> Problem to solve
Copy the data that follows, character for character, minus the pictures.

> Excerpted data

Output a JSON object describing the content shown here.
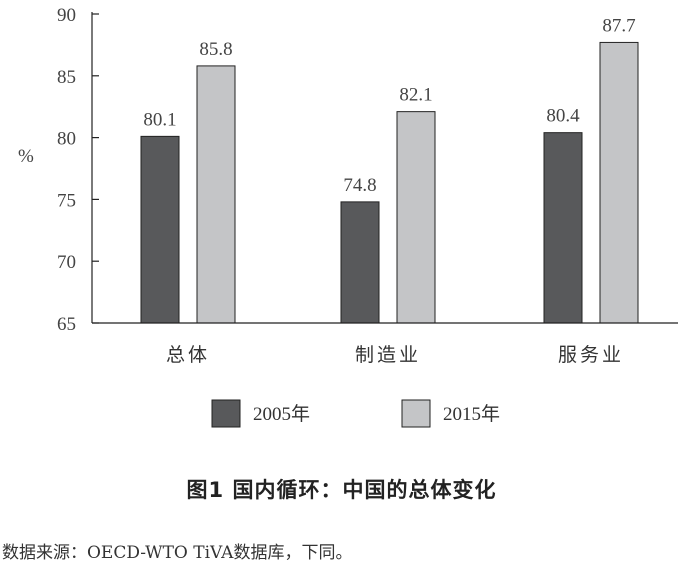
{
  "chart_data": {
    "type": "bar",
    "ylabel": "%",
    "ylim": [
      65,
      90
    ],
    "yticks": [
      65,
      70,
      75,
      80,
      85,
      90
    ],
    "categories": [
      "总体",
      "制造业",
      "服务业"
    ],
    "series": [
      {
        "name": "2005年",
        "color": "#58595b",
        "values": [
          80.1,
          74.8,
          80.4
        ]
      },
      {
        "name": "2015年",
        "color": "#c4c5c7",
        "values": [
          85.8,
          82.1,
          87.7
        ]
      }
    ],
    "legend_position": "bottom",
    "grid": false
  },
  "caption": "图1  国内循环：中国的总体变化",
  "source": "数据来源：OECD-WTO TiVA数据库，下同。"
}
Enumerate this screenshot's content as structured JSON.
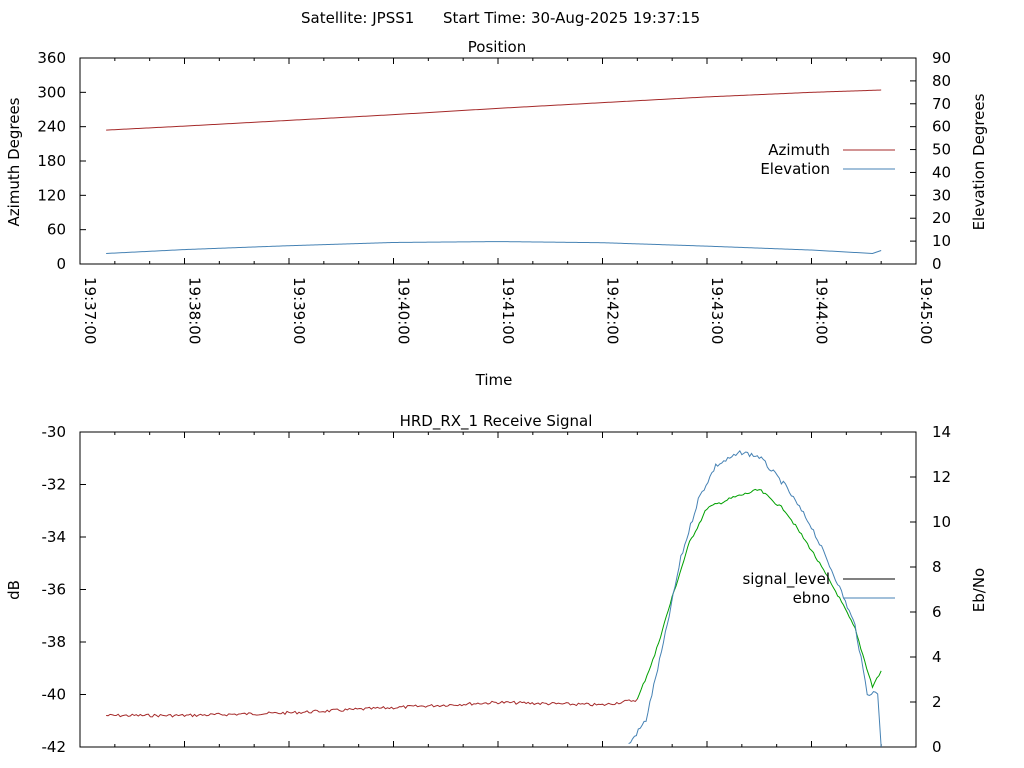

> The result
Output a JSON object describing the content shown here.
{
  "chart_data": {
    "type": "bar",
    "ylabel": "%",
    "ylim": [
      65,
      90
    ],
    "yticks": [
      65,
      70,
      75,
      80,
      85,
      90
    ],
    "categories": [
      "总体",
      "制造业",
      "服务业"
    ],
    "series": [
      {
        "name": "2005年",
        "color": "#58595b",
        "values": [
          80.1,
          74.8,
          80.4
        ]
      },
      {
        "name": "2015年",
        "color": "#c4c5c7",
        "values": [
          85.8,
          82.1,
          87.7
        ]
      }
    ],
    "legend_position": "bottom",
    "grid": false
  },
  "caption": "图1  国内循环：中国的总体变化",
  "source": "数据来源：OECD-WTO TiVA数据库，下同。"
}
Enumerate this screenshot's content as structured JSON.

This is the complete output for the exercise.